■ **EXERCISE OBJECTIVE**
Write out all the material exactly. Leave nothing out.
* Start RECORDS TO PROCESS *
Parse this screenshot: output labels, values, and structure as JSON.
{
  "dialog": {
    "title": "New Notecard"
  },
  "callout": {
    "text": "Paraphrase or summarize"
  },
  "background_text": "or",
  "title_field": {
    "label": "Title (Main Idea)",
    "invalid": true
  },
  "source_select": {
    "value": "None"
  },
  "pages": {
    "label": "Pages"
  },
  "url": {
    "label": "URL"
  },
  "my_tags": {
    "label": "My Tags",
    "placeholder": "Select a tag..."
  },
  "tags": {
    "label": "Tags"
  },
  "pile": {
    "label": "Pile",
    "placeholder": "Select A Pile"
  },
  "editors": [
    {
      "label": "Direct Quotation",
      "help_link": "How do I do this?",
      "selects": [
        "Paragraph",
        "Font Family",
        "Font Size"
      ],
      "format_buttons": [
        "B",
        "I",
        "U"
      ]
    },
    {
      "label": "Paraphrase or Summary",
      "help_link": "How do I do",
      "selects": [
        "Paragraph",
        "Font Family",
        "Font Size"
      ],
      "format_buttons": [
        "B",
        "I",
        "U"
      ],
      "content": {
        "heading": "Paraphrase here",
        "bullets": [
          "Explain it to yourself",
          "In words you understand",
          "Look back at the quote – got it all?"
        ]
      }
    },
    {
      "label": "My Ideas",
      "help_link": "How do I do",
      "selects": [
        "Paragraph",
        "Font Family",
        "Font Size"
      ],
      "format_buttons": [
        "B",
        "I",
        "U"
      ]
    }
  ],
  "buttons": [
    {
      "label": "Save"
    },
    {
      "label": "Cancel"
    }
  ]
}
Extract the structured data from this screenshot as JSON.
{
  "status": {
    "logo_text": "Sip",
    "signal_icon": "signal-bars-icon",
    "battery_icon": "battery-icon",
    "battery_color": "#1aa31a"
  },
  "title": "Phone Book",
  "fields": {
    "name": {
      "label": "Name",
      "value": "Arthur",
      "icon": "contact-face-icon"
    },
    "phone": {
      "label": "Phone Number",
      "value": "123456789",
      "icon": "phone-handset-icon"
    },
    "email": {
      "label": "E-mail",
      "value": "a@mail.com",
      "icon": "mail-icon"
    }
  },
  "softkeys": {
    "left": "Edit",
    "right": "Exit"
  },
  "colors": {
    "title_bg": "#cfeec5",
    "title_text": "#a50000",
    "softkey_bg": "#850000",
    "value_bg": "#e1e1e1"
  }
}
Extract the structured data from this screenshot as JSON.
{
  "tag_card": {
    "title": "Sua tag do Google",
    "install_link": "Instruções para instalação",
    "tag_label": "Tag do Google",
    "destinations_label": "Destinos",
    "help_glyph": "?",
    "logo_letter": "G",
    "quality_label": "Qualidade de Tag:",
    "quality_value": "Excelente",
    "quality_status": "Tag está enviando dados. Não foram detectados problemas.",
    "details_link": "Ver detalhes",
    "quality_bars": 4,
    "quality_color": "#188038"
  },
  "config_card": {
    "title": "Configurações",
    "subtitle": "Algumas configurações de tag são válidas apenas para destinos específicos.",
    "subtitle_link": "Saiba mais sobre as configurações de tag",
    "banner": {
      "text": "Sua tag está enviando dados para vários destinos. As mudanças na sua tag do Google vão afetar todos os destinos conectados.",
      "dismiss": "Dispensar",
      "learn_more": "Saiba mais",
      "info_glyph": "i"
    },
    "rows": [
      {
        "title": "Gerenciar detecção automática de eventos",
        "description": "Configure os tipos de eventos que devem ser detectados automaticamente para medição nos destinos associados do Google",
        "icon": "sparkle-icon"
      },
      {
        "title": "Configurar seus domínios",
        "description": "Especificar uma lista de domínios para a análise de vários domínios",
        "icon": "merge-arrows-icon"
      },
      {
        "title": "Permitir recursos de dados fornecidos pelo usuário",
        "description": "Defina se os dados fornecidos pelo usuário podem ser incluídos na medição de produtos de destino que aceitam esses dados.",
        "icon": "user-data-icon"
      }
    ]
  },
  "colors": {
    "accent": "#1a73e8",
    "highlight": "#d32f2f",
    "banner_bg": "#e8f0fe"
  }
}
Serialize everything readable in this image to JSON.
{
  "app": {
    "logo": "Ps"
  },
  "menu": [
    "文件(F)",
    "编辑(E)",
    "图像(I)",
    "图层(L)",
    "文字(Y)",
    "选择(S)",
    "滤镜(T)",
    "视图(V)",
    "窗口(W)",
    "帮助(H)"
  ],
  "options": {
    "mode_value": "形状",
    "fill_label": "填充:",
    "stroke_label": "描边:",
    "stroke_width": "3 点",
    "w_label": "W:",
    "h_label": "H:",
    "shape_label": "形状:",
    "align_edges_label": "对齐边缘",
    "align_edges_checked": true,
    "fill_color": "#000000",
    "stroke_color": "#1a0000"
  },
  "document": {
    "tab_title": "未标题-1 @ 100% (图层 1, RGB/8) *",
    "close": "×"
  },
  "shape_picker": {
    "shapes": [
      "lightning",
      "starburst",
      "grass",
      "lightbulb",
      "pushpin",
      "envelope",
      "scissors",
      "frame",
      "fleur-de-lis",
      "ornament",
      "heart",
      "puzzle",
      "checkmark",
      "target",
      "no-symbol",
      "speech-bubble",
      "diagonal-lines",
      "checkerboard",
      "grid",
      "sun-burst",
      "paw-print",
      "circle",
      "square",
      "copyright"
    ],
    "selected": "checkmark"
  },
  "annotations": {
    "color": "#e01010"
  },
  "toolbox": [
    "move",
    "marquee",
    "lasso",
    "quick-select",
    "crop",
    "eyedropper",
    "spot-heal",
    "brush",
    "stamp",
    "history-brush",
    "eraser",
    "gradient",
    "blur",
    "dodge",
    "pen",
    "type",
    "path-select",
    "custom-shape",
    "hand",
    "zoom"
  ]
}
* End RECORDS TO PROCESS *
■ **RESPONSE TO THIS EXERCISE**
Parse this screenshot: output labels, values, and structure as JSON.
{
  "dialog": {
    "title": "New Notecard"
  },
  "callout": {
    "text": "Paraphrase or summarize"
  },
  "background_text": "or",
  "title_field": {
    "label": "Title (Main Idea)",
    "invalid": true
  },
  "source_select": {
    "value": "None"
  },
  "pages": {
    "label": "Pages"
  },
  "url": {
    "label": "URL"
  },
  "my_tags": {
    "label": "My Tags",
    "placeholder": "Select a tag..."
  },
  "tags": {
    "label": "Tags"
  },
  "pile": {
    "label": "Pile",
    "placeholder": "Select A Pile"
  },
  "editors": [
    {
      "label": "Direct Quotation",
      "help_link": "How do I do this?",
      "selects": [
        "Paragraph",
        "Font Family",
        "Font Size"
      ],
      "format_buttons": [
        "B",
        "I",
        "U"
      ]
    },
    {
      "label": "Paraphrase or Summary",
      "help_link": "How do I do",
      "selects": [
        "Paragraph",
        "Font Family",
        "Font Size"
      ],
      "format_buttons": [
        "B",
        "I",
        "U"
      ],
      "content": {
        "heading": "Paraphrase here",
        "bullets": [
          "Explain it to yourself",
          "In words you understand",
          "Look back at the quote – got it all?"
        ]
      }
    },
    {
      "label": "My Ideas",
      "help_link": "How do I do",
      "selects": [
        "Paragraph",
        "Font Family",
        "Font Size"
      ],
      "format_buttons": [
        "B",
        "I",
        "U"
      ]
    }
  ],
  "buttons": [
    {
      "label": "Save"
    },
    {
      "label": "Cancel"
    }
  ]
}
Extract the structured data from this screenshot as JSON.
{
  "status": {
    "logo_text": "Sip",
    "signal_icon": "signal-bars-icon",
    "battery_icon": "battery-icon",
    "battery_color": "#1aa31a"
  },
  "title": "Phone Book",
  "fields": {
    "name": {
      "label": "Name",
      "value": "Arthur",
      "icon": "contact-face-icon"
    },
    "phone": {
      "label": "Phone Number",
      "value": "123456789",
      "icon": "phone-handset-icon"
    },
    "email": {
      "label": "E-mail",
      "value": "a@mail.com",
      "icon": "mail-icon"
    }
  },
  "softkeys": {
    "left": "Edit",
    "right": "Exit"
  },
  "colors": {
    "title_bg": "#cfeec5",
    "title_text": "#a50000",
    "softkey_bg": "#850000",
    "value_bg": "#e1e1e1"
  }
}
Extract the structured data from this screenshot as JSON.
{
  "tag_card": {
    "title": "Sua tag do Google",
    "install_link": "Instruções para instalação",
    "tag_label": "Tag do Google",
    "destinations_label": "Destinos",
    "help_glyph": "?",
    "logo_letter": "G",
    "quality_label": "Qualidade de Tag:",
    "quality_value": "Excelente",
    "quality_status": "Tag está enviando dados. Não foram detectados problemas.",
    "details_link": "Ver detalhes",
    "quality_bars": 4,
    "quality_color": "#188038"
  },
  "config_card": {
    "title": "Configurações",
    "subtitle": "Algumas configurações de tag são válidas apenas para destinos específicos.",
    "subtitle_link": "Saiba mais sobre as configurações de tag",
    "banner": {
      "text": "Sua tag está enviando dados para vários destinos. As mudanças na sua tag do Google vão afetar todos os destinos conectados.",
      "dismiss": "Dispensar",
      "learn_more": "Saiba mais",
      "info_glyph": "i"
    },
    "rows": [
      {
        "title": "Gerenciar detecção automática de eventos",
        "description": "Configure os tipos de eventos que devem ser detectados automaticamente para medição nos destinos associados do Google",
        "icon": "sparkle-icon"
      },
      {
        "title": "Configurar seus domínios",
        "description": "Especificar uma lista de domínios para a análise de vários domínios",
        "icon": "merge-arrows-icon"
      },
      {
        "title": "Permitir recursos de dados fornecidos pelo usuário",
        "description": "Defina se os dados fornecidos pelo usuário podem ser incluídos na medição de produtos de destino que aceitam esses dados.",
        "icon": "user-data-icon"
      }
    ]
  },
  "colors": {
    "accent": "#1a73e8",
    "highlight": "#d32f2f",
    "banner_bg": "#e8f0fe"
  }
}
Serialize everything readable in this image to JSON.
{
  "app": {
    "logo": "Ps"
  },
  "menu": [
    "文件(F)",
    "编辑(E)",
    "图像(I)",
    "图层(L)",
    "文字(Y)",
    "选择(S)",
    "滤镜(T)",
    "视图(V)",
    "窗口(W)",
    "帮助(H)"
  ],
  "options": {
    "mode_value": "形状",
    "fill_label": "填充:",
    "stroke_label": "描边:",
    "stroke_width": "3 点",
    "w_label": "W:",
    "h_label": "H:",
    "shape_label": "形状:",
    "align_edges_label": "对齐边缘",
    "align_edges_checked": true,
    "fill_color": "#000000",
    "stroke_color": "#1a0000"
  },
  "document": {
    "tab_title": "未标题-1 @ 100% (图层 1, RGB/8) *",
    "close": "×"
  },
  "shape_picker": {
    "shapes": [
      "lightning",
      "starburst",
      "grass",
      "lightbulb",
      "pushpin",
      "envelope",
      "scissors",
      "frame",
      "fleur-de-lis",
      "ornament",
      "heart",
      "puzzle",
      "checkmark",
      "target",
      "no-symbol",
      "speech-bubble",
      "diagonal-lines",
      "checkerboard",
      "grid",
      "sun-burst",
      "paw-print",
      "circle",
      "square",
      "copyright"
    ],
    "selected": "checkmark"
  },
  "annotations": {
    "color": "#e01010"
  },
  "toolbox": [
    "move",
    "marquee",
    "lasso",
    "quick-select",
    "crop",
    "eyedropper",
    "spot-heal",
    "brush",
    "stamp",
    "history-brush",
    "eraser",
    "gradient",
    "blur",
    "dodge",
    "pen",
    "type",
    "path-select",
    "custom-shape",
    "hand",
    "zoom"
  ]
}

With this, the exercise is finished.